> WHAT IS REQUIRED
Below are the records. Gather each line that holds "text".

====== MATERIAL SHOWN

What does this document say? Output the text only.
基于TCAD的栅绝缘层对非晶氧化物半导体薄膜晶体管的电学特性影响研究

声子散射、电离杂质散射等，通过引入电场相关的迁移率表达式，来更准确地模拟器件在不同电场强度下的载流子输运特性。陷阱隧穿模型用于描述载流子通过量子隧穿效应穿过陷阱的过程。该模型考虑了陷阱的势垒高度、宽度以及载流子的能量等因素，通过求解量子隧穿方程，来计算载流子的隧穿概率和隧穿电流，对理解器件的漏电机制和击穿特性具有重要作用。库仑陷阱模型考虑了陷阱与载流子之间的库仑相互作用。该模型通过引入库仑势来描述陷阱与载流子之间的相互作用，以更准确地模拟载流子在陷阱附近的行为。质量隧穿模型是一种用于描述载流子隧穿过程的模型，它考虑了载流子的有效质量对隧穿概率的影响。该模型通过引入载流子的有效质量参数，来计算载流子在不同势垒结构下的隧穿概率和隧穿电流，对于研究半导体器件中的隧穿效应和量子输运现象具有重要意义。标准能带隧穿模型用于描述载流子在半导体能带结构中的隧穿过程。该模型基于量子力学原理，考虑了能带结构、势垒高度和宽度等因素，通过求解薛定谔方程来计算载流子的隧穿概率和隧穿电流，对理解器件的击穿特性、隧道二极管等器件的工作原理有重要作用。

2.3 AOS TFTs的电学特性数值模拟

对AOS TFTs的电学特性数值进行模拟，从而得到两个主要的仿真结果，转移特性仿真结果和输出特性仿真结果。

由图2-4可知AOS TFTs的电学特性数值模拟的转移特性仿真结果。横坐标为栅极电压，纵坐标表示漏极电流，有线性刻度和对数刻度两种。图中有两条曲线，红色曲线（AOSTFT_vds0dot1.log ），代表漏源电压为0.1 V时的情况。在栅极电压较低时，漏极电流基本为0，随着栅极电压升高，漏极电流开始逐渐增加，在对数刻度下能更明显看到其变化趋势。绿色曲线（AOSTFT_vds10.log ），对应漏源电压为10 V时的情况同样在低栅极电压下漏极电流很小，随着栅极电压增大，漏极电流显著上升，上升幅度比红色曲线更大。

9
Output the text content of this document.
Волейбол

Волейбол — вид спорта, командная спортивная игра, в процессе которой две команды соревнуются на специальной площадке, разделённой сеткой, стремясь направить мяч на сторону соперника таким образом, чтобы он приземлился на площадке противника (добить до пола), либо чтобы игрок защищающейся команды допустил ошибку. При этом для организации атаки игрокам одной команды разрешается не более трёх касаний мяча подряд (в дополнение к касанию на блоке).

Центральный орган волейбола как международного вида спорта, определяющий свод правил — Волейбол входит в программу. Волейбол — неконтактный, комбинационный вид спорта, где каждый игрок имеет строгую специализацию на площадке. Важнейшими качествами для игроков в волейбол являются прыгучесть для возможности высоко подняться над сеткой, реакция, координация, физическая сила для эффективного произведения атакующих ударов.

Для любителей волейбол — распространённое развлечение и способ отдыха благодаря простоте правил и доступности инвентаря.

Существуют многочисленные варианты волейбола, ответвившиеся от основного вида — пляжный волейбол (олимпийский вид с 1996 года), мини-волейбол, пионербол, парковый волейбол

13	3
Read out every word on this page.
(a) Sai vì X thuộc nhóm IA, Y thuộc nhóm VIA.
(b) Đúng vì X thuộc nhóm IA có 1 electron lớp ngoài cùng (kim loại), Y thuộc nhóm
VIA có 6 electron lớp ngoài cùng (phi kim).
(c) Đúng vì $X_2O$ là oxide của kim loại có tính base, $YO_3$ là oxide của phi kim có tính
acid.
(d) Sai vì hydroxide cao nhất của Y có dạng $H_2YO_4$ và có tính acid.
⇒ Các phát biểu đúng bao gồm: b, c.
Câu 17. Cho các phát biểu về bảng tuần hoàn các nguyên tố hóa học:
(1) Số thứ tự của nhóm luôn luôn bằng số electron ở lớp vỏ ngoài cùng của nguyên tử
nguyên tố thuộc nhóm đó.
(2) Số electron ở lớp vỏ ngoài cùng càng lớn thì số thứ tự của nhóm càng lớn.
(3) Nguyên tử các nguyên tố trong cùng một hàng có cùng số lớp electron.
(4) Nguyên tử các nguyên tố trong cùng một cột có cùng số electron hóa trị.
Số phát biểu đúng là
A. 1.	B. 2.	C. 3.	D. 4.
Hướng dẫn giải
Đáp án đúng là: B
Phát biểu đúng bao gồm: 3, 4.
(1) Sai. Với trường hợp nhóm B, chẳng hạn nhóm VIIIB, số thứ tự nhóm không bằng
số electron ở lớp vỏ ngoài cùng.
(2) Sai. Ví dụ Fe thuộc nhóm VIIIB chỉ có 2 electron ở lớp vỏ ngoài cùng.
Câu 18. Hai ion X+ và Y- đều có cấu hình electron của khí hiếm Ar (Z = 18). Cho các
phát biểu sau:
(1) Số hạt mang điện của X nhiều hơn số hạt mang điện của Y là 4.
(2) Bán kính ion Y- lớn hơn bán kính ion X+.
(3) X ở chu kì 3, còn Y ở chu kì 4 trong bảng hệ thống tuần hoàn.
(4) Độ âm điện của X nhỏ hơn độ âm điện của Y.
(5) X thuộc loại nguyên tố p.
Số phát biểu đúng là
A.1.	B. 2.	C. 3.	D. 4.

============

> RESPONSE BELOW
What does this document say? Output the text only.
Output the text content of this document.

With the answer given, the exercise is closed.